Churchill estava no Egipto quando a metralhadora foi testada pela primeira vez.
Os ingleses usaram a sua tecnologia militar sobre os africanos. As novas
tecnologias foram sempre testadas e implementadas contra as minorias, ou
melhor, contra a ameaça de que viessem a tornar-se maiorias. Todas as
tecnologias modernas orientadas para matar vão um dia ser utilizadas. O
lançamento da bomba atómica sobre o Japão não tinha qualquer sen- tido do ponto
de vista militar, mas foi um sinal enviado à União Soviética. O problema é que
Auschwitz reduziu as inibições.
Isso leva-nos de
volta à questão inicial: Auschwitz é um assunto para o teatro?
Li
uma vez um conto interessante do Stephen King sobre um jovem californiano de
treze anos. O rapaz tinha um hobby: coleccionava documentos,
fotografias, tudo o que conseguisse apanhar sobre os campos de concentração. O
seu interesse era o facto de que «eles fizeram mesmo aquelas coisas». Eles
fizeram o que, para qualquer pessoa, nunca passaria de um sonho. Um dia,
enquanto espera o transporte para a escola, vê um velho que lhe parece
familiar. Procura na sua colecção e encontra o homem numa fotografia vestido de
uniforme SS. No dia seguinte resolve segui-lo até à pequena casa onde vivia num
dos extremos da cidade. O rapaz toca à campainha e mostra-lhe a fotografia. O
velho treme. Não pode negar que, de facto, é mesmo ele. Tem medo de ser
denunciado, mas o rapaz tranquiliza-o: «Não, quero só que me diga como fazia
aquelas coisas. Como é que metia os judeus dentro dos fornos? Como é que os
torturava?» O velho não queria falar, mas o rapaz ameaça denunciá-lo às
autoridades. Então acaba por ceder e conta todos os detalhes. A seguir, o rapaz
diz: «Agora quero ver isso a acontecer.» E no dia seguinte regressa e traz um
cão. E diz: «Pega no cão e mete-o no forno. Mostra-me como é que se consegue
fazer.» Assim acontece e acabam por montar uma empresa que se dedica ao
assassinato, a Murder Inc. Primeiro com cães, depois com velhos indigentes,
meteram-nos a todos dentro do forno.

===

Instruções |
a. Extraia da listagem estas linhas sem qualquer alteração: comece na primeira linha e pare depois da que contém "reference-a-file-button[interactable]: Reference a".
b. Como prossegue o excerto sobre Auschwitz e o teatro depois da última frase apresentada? Escreva essa continuação.

Listagem a utilizar |

===

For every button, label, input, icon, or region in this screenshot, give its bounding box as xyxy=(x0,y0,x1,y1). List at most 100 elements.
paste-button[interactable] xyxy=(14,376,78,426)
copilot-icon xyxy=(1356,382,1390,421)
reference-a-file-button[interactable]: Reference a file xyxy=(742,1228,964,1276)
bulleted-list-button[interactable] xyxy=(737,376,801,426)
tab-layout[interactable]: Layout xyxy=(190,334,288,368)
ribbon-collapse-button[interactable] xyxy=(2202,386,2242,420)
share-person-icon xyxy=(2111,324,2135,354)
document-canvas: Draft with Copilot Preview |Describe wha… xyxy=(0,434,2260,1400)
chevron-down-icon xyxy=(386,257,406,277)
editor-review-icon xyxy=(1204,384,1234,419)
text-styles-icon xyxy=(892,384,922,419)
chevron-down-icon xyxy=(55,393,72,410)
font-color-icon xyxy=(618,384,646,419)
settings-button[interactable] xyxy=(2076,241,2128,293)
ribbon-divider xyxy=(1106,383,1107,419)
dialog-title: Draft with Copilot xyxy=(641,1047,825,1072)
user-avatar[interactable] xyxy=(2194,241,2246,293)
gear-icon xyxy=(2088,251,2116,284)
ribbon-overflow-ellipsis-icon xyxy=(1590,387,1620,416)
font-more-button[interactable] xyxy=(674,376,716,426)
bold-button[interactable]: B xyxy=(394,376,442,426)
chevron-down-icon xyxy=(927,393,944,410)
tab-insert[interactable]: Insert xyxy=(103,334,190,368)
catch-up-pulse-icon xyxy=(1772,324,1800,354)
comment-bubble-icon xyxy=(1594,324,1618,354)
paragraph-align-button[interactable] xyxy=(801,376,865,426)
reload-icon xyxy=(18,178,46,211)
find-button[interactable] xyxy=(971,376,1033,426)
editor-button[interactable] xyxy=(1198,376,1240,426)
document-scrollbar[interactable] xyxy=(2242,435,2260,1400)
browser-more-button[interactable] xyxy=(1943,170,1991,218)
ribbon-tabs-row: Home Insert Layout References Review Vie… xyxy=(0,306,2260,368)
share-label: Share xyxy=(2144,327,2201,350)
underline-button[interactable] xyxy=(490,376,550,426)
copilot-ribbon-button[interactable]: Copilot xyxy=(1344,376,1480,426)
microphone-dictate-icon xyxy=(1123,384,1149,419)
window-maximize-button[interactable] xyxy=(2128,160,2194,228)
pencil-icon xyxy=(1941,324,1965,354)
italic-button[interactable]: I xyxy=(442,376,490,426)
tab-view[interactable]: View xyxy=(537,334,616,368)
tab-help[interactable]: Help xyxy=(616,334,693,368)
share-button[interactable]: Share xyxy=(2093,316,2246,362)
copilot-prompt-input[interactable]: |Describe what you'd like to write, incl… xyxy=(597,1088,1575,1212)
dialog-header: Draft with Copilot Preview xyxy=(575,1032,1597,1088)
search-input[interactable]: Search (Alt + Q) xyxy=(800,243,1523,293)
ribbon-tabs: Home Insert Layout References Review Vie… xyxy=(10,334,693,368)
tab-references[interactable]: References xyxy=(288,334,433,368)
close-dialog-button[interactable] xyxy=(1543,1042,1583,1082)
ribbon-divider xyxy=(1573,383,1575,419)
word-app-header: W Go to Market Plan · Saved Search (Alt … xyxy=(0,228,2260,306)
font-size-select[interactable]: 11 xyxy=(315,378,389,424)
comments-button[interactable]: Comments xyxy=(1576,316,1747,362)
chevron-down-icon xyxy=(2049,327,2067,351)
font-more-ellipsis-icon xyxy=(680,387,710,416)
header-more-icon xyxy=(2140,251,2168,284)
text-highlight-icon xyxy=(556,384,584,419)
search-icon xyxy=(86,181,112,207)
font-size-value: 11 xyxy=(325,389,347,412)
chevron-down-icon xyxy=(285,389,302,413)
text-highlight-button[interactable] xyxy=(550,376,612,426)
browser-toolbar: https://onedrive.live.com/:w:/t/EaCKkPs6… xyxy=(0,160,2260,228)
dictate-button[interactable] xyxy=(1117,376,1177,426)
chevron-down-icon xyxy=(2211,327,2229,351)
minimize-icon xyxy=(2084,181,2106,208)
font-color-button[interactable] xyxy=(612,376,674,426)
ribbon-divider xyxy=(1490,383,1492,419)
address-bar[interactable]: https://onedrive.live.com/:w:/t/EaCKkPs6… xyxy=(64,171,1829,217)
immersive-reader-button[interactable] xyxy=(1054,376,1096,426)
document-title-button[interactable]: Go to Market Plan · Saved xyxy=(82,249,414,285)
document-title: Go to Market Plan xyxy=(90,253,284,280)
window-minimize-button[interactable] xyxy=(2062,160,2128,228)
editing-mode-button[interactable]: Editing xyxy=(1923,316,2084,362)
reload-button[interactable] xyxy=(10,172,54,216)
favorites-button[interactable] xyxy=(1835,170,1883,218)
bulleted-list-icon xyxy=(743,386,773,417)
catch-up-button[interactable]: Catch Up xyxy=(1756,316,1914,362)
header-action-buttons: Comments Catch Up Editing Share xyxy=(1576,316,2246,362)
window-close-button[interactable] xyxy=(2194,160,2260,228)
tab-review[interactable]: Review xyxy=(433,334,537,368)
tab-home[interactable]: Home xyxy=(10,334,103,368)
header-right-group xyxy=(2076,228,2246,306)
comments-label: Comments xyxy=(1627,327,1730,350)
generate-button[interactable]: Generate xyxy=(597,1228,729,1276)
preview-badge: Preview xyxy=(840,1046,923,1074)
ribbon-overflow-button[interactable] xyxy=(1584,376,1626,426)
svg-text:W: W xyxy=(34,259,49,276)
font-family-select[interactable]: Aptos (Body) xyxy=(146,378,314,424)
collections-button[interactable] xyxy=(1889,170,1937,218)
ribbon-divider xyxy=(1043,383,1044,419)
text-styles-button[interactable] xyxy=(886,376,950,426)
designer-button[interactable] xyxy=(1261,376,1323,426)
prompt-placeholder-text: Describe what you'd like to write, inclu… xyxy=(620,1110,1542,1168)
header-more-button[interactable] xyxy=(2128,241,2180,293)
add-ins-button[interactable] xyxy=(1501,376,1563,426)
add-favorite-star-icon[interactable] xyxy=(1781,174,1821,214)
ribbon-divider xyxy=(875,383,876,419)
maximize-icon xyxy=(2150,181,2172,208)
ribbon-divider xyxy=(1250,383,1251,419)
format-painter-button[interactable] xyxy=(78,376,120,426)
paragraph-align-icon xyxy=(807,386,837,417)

===

Respostas escritas |
a.
For every button, label, input, icon, or region in this screenshot, give its bounding box as xyxy=(x0,y0,x1,y1). List at most 100 elements.
paste-button[interactable] xyxy=(14,376,78,426)
copilot-icon xyxy=(1356,382,1390,421)
reference-a-file-button[interactable]: Reference a file xyxy=(742,1228,964,1276)

b.
Eis
o modo como a juventude cresce hoje em dia. O que há de mais horrível na
violência em Rostock ou em Hoyerswerda é que ela faz parte desta sociedade, não
é apenas uma excrescência bárbara. E ao mesmo tempo o fascismo é um produto da
economia de mercado. Nos Estados Unidos, esta forma de violência é muito comum,
mas aqui há algo de novo. Há, por exemplo, um termo usado entre alguns bandos
de jovens alemães que é o «pisão no lancil». Depois de espancarem um imigrante,
e quando ele já está de rastos no chão, pegam-lhe na cabeça, colocam-na no
lancil do passeio e saltam-lhe em cima com as suas botas Springer. Os skinheads
fizeram isso a um africano em Eberswalde. E falam do assunto com toda a
naturalidade: «A cabeça dele estava ali no chão e eu pensei para comigo: porque
não saltar-lhe em cima?» O jovem que disse isto na televisão tem dezanove anos,
trabalha, é serralheiro, e fala disto como uma banalidade, sem um pingo de
emoção.
Queria, uma vez
mais, regressar ao tema ao tema de Auschwitz. O conceito de Graça é um elemento
essencial na minha vida. Quando o ouço a tentar explicar Auschwitz, pergunto-me
como poderemos continuar a invocar a Graça e conservar uma esperança transcendental
num mundo em que tal coisa seja possível.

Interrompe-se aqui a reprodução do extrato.